* Exercise materials *
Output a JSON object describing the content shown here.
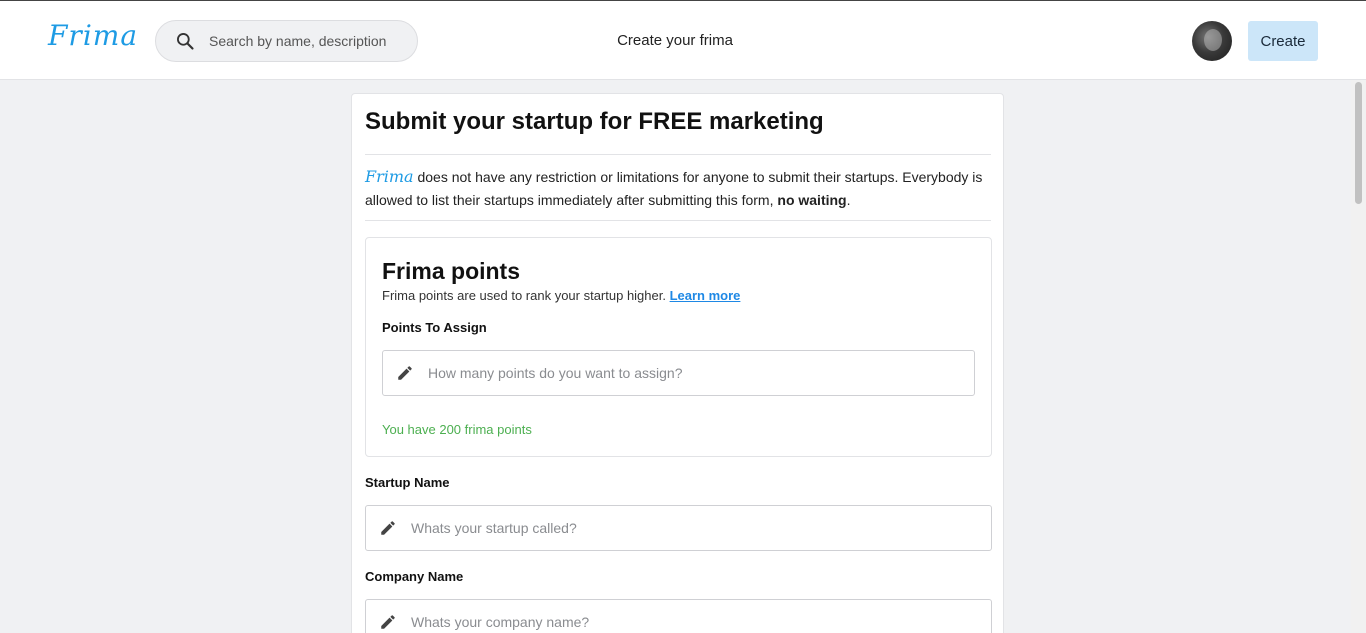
{
  "header": {
    "logo_text": "Frima",
    "search_placeholder": "Search by name, description",
    "nav_title": "Create your frima",
    "create_label": "Create"
  },
  "form": {
    "title": "Submit your startup for FREE marketing",
    "intro_logo": "Frima",
    "intro_text": " does not have any restriction or limitations for anyone to submit their startups. Everybody is allowed to list their startups immediately after submitting this form, ",
    "intro_bold": "no waiting",
    "intro_end": ".",
    "points": {
      "title": "Frima points",
      "description": "Frima points are used to rank your startup higher. ",
      "learn_more": "Learn more",
      "assign_label": "Points To Assign",
      "assign_placeholder": "How many points do you want to assign?",
      "balance": "You have 200 frima points"
    },
    "startup_name": {
      "label": "Startup Name",
      "placeholder": "Whats your startup called?"
    },
    "company_name": {
      "label": "Company Name",
      "placeholder": "Whats your company name?"
    }
  },
  "colors": {
    "brand": "#1e9be4",
    "create_button_bg": "#cce6f9",
    "success_text": "#4caf50",
    "link": "#1e88e5"
  },
  "icons": [
    "search-icon",
    "pencil-icon"
  ]
}
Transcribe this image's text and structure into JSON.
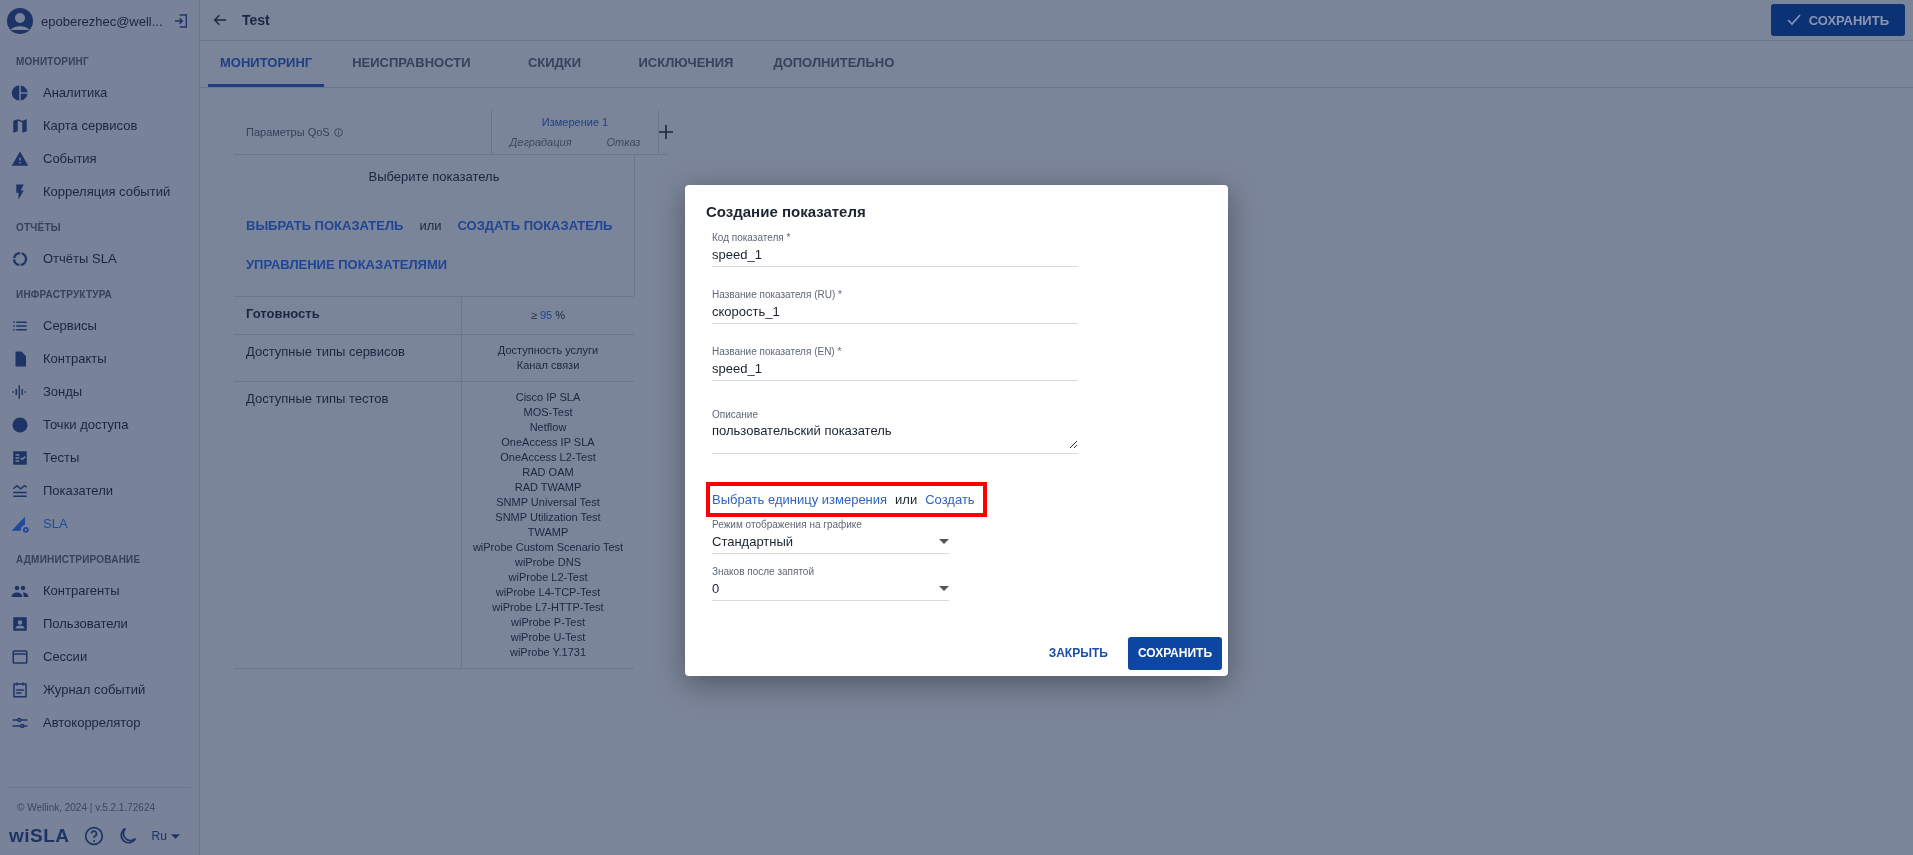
{
  "sidebar": {
    "user": "epoberezhec@well...",
    "sections": [
      {
        "title": "МОНИТОРИНГ",
        "items": [
          {
            "label": "Аналитика",
            "selected": false
          },
          {
            "label": "Карта сервисов",
            "selected": false
          },
          {
            "label": "События",
            "selected": false
          },
          {
            "label": "Корреляция событий",
            "selected": false
          }
        ]
      },
      {
        "title": "ОТЧЁТЫ",
        "items": [
          {
            "label": "Отчёты SLA",
            "selected": false
          }
        ]
      },
      {
        "title": "ИНФРАСТРУКТУРА",
        "items": [
          {
            "label": "Сервисы",
            "selected": false
          },
          {
            "label": "Контракты",
            "selected": false
          },
          {
            "label": "Зонды",
            "selected": false
          },
          {
            "label": "Точки доступа",
            "selected": false
          },
          {
            "label": "Тесты",
            "selected": false
          },
          {
            "label": "Показатели",
            "selected": false
          },
          {
            "label": "SLA",
            "selected": true
          }
        ]
      },
      {
        "title": "АДМИНИСТРИРОВАНИЕ",
        "items": [
          {
            "label": "Контрагенты",
            "selected": false
          },
          {
            "label": "Пользователи",
            "selected": false
          },
          {
            "label": "Сессии",
            "selected": false
          },
          {
            "label": "Журнал событий",
            "selected": false
          },
          {
            "label": "Автокоррелятор",
            "selected": false
          }
        ]
      }
    ],
    "footer": "© Wellink, 2024 | v.5.2.1.72624",
    "logo": "wiSLA",
    "language": "Ru"
  },
  "header": {
    "title": "Test",
    "save_button": "СОХРАНИТЬ"
  },
  "tabs": [
    {
      "label": "МОНИТОРИНГ",
      "selected": true
    },
    {
      "label": "НЕИСПРАВНОСТИ",
      "selected": false
    },
    {
      "label": "СКИДКИ",
      "selected": false
    },
    {
      "label": "ИСКЛЮЧЕНИЯ",
      "selected": false
    },
    {
      "label": "ДОПОЛНИТЕЛЬНО",
      "selected": false
    }
  ],
  "qos_table": {
    "parameter_header": "Параметры QoS",
    "measurement": "Измерение 1",
    "sub_columns": [
      "Деградация",
      "Отказ"
    ],
    "empty_text": "Выберите показатель",
    "select_link": "ВЫБРАТЬ ПОКАЗАТЕЛЬ",
    "or_text": "или",
    "create_link": "СОЗДАТЬ ПОКАЗАТЕЛЬ",
    "manage_link": "УПРАВЛЕНИЕ ПОКАЗАТЕЛЯМИ",
    "rows": [
      {
        "kind": "threshold",
        "label": "Готовность",
        "prefix": "≥",
        "value": "95",
        "unit": "%"
      },
      {
        "kind": "list",
        "label": "Доступные типы сервисов",
        "values": [
          "Доступность услуги",
          "Канал связи"
        ]
      },
      {
        "kind": "list",
        "label": "Доступные типы тестов",
        "values": [
          "Cisco IP SLA",
          "MOS-Test",
          "Netflow",
          "OneAccess IP SLA",
          "OneAccess L2-Test",
          "RAD OAM",
          "RAD TWAMP",
          "SNMP Universal Test",
          "SNMP Utilization Test",
          "TWAMP",
          "wiProbe Custom Scenario Test",
          "wiProbe DNS",
          "wiProbe L2-Test",
          "wiProbe L4-TCP-Test",
          "wiProbe L7-HTTP-Test",
          "wiProbe P-Test",
          "wiProbe U-Test",
          "wiProbe Y.1731"
        ]
      }
    ]
  },
  "dialog": {
    "title": "Создание показателя",
    "items": [
      {
        "kind": "text",
        "label": "Код показателя *",
        "value": "speed_1"
      },
      {
        "kind": "text",
        "label": "Название показателя (RU) *",
        "value": "скорость_1"
      },
      {
        "kind": "text",
        "label": "Название показателя (EN) *",
        "value": "speed_1"
      },
      {
        "kind": "textarea",
        "label": "Описание",
        "value": "пользовательский показатель"
      },
      {
        "kind": "unit_links",
        "select": "Выбрать единицу измерения",
        "or": "или",
        "create": "Создать",
        "highlighted": true
      },
      {
        "kind": "select",
        "label": "Режим отображения на графике",
        "value": "Стандартный"
      },
      {
        "kind": "select",
        "label": "Знаков после запятой",
        "value": "0"
      }
    ],
    "close_button": "ЗАКРЫТЬ",
    "save_button": "СОХРАНИТЬ"
  }
}
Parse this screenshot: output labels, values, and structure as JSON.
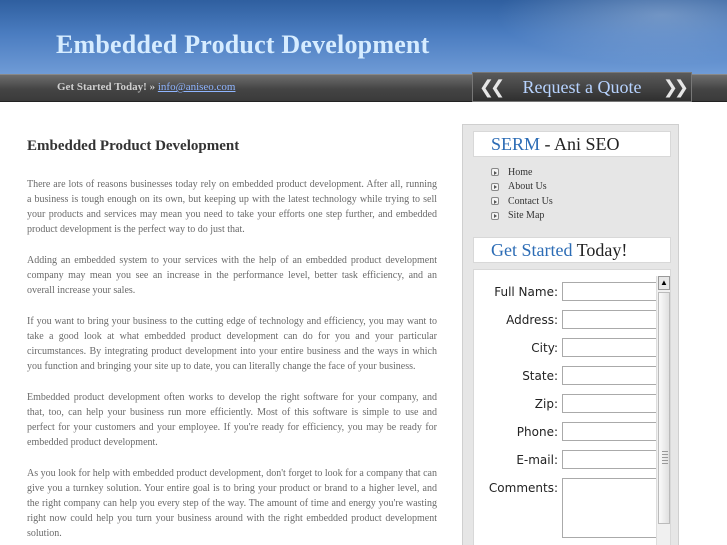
{
  "header": {
    "title": "Embedded Product Development"
  },
  "navbar": {
    "get_started_text": "Get Started Today! »",
    "email": "info@aniseo.com"
  },
  "quote": {
    "label": "Request a Quote",
    "left_icon": "double-chevron-left-icon",
    "right_icon": "double-chevron-right-icon"
  },
  "article": {
    "heading": "Embedded Product Development",
    "paragraphs": [
      "There are lots of reasons businesses today rely on embedded product development. After all, running a business is tough enough on its own, but keeping up with the latest technology while trying to sell your products and services may mean you need to take your efforts one step further, and embedded product development is the perfect way to do just that.",
      "Adding an embedded system to your services with the help of an embedded product development company may mean you see an increase in the performance level, better task efficiency, and an overall increase your sales.",
      "If you want to bring your business to the cutting edge of technology and efficiency, you may want to take a good look at what embedded product development can do for you and your particular circumstances. By integrating product development into your entire business and the ways in which you function and bringing your site up to date, you can literally change the face of your business.",
      "Embedded product development often works to develop the right software for your company, and that, too, can help your business run more efficiently. Most of this software is simple to use and perfect for your customers and your employee. If you're ready for efficiency, you may be ready for embedded product development.",
      "As you look for help with embedded product development, don't forget to look for a company that can give you a turnkey solution. Your entire goal is to bring your product or brand to a higher level, and the right company can help you every step of the way. The amount of time and energy you're wasting right now could help you turn your business around with the right embedded product development solution."
    ]
  },
  "sidebar": {
    "serm_title_accent": "SERM",
    "serm_title_rest": " - Ani SEO",
    "nav": [
      {
        "label": "Home"
      },
      {
        "label": "About Us"
      },
      {
        "label": "Contact Us"
      },
      {
        "label": "Site Map"
      }
    ],
    "get_started_accent": "Get Started",
    "get_started_rest": " Today!",
    "form": {
      "full_name": "Full Name:",
      "address": "Address:",
      "city": "City:",
      "state": "State:",
      "zip": "Zip:",
      "phone": "Phone:",
      "email": "E-mail:",
      "comments": "Comments:"
    }
  }
}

* Objective *
Report how many lines in this data include the string "bring", and nothing else.

* Answer to this task *
2